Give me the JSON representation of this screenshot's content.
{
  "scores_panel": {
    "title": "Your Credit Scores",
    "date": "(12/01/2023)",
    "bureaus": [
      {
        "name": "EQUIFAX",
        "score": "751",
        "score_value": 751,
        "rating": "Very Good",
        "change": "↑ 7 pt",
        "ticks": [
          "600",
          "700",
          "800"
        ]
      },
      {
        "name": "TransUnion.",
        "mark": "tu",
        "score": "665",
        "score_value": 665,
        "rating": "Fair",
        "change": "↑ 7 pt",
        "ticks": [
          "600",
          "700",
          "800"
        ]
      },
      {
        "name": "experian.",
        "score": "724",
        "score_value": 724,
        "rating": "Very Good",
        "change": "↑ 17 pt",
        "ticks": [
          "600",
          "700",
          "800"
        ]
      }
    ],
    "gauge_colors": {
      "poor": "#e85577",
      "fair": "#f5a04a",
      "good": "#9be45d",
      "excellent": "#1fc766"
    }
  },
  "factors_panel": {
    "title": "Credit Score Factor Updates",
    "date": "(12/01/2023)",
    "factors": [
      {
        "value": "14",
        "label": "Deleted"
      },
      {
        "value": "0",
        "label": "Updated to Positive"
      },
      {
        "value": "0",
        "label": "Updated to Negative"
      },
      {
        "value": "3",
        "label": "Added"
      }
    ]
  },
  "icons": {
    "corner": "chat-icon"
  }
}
────────────────────
Task prompt: Pick out the lines that have the word "Updated". Copy them all.

Correct answer:
        "label": "Updated to Positive"
        "label": "Updated to Negative"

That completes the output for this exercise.